→ **WHAT YOU SHOULD DO**:
The records that follow need to be output exactly as they are.

→ **DATA SHOWN**:
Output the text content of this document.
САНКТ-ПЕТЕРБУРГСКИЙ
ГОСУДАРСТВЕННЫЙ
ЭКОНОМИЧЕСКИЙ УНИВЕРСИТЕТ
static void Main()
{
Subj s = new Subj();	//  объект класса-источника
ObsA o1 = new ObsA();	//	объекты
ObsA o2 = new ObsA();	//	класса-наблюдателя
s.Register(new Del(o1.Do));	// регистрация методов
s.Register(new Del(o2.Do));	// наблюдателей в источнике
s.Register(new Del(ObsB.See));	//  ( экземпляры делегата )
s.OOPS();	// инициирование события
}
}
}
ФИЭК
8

→ **THE RESPONSE**:
Output the text content of this document.
САНКТ-ПЕТЕРБУРГСКИЙ
ГОСУДАРСТВЕННЫЙ
ЭКОНОМИЧЕСКИЙ УНИВЕРСИТЕТ
static void Main()
{
Subj s = new Subj();	//  объект класса-источника
ObsA o1 = new ObsA();	//	объекты
ObsA o2 = new ObsA();	//	класса-наблюдателя
s.Register(new Del(o1.Do));	// регистрация методов
s.Register(new Del(o2.Do));	// наблюдателей в источнике
s.Register(new Del(ObsB.See));	//  ( экземпляры делегата )
s.OOPS();	// инициирование события
}
}
}
ФИЭК
8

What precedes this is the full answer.